## YOUR GOAL
In the records below, please convert everything from the line containing "data-labels-layer: 500 200" down to the line containing "x-tick-label: Year 1 xyxy=(192,544,233,559)", both included, into a JSON list of strings with one string per line. Leave out any blank lines.

───── DATA FOR THIS EXERCISE

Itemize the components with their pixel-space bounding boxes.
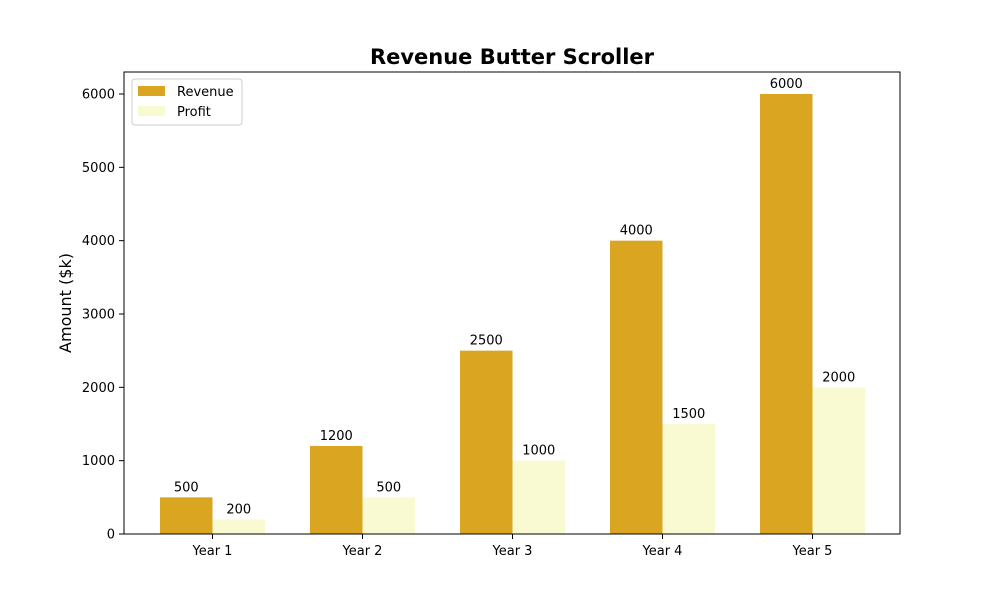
data-labels-layer: 500 200 1200 500 2500 1000 4000 1500 6000 2000 xyxy=(174,77,855,517)
legend: Revenue Profit xyxy=(131,78,243,126)
profit-bar-4 xyxy=(662,424,715,534)
revenue-bar-1 xyxy=(160,497,213,534)
revenue-value-label-4: 4000 xyxy=(620,224,653,239)
x-tick-label: Year 1 xyxy=(192,544,233,559)
revenue-value-label-5: 6000 xyxy=(770,77,803,92)
legend-label-profit: Profit xyxy=(177,105,211,120)
x-tick-label: Year 4 xyxy=(642,544,683,559)
y-tick-label: 3000 xyxy=(82,308,115,323)
x-tick-label: Year 2 xyxy=(342,544,383,559)
profit-value-label-5: 2000 xyxy=(822,370,855,385)
revenue-bar-5 xyxy=(760,94,813,534)
y-tick-label: 0 xyxy=(107,528,115,543)
revenue-bar-3 xyxy=(460,350,513,534)
profit-value-label-3: 1000 xyxy=(522,444,555,459)
x-tick-label: Year 5 xyxy=(792,544,833,559)
y-tick-label: 1000 xyxy=(82,454,115,469)
y-tick-label: 6000 xyxy=(82,88,115,103)
revenue-value-label-1: 500 xyxy=(174,480,199,495)
x-axis: Year 1 Year 2 Year 3 Year 4 Year 5 xyxy=(192,534,833,559)
y-axis-label: Amount ($k) xyxy=(56,253,75,353)
revenue-value-label-3: 2500 xyxy=(470,334,503,349)
legend-label-revenue: Revenue xyxy=(177,85,234,100)
profit-bar-1 xyxy=(212,519,265,534)
profit-bar-3 xyxy=(512,460,565,534)
revenue-bar-2 xyxy=(310,446,363,534)
revenue-value-label-2: 1200 xyxy=(320,429,353,444)
legend-swatch-profit xyxy=(138,106,165,116)
profit-value-label-2: 500 xyxy=(376,480,401,495)
profit-bar-5 xyxy=(812,387,865,534)
revenue-bar-4 xyxy=(610,240,663,534)
profit-bar-2 xyxy=(362,497,415,534)
y-tick-label: 4000 xyxy=(82,234,115,249)
profit-value-label-1: 200 xyxy=(226,502,251,517)
y-axis: 0 1000 2000 3000 4000 5000 6000 xyxy=(82,88,124,543)
y-tick-label: 5000 xyxy=(82,161,115,176)
bars-layer xyxy=(160,94,865,534)
y-tick-label: 2000 xyxy=(82,381,115,396)
profit-value-label-4: 1500 xyxy=(672,407,705,422)
chart-title: Revenue Butter Scroller xyxy=(370,45,655,69)
legend-swatch-revenue xyxy=(138,86,165,96)
x-tick-label: Year 3 xyxy=(492,544,533,559)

──────────

## SOLUTION TO THE EXERCISE
[
  "data-labels-layer: 500 200 1200 500 2500 1000 4000 1500 6000 2000 xyxy=(174,77,855,517)",
  "legend: Revenue Profit xyxy=(131,78,243,126)",
  "profit-bar-4 xyxy=(662,424,715,534)",
  "revenue-bar-1 xyxy=(160,497,213,534)",
  "revenue-value-label-4: 4000 xyxy=(620,224,653,239)",
  "x-tick-label: Year 1 xyxy=(192,544,233,559)"
]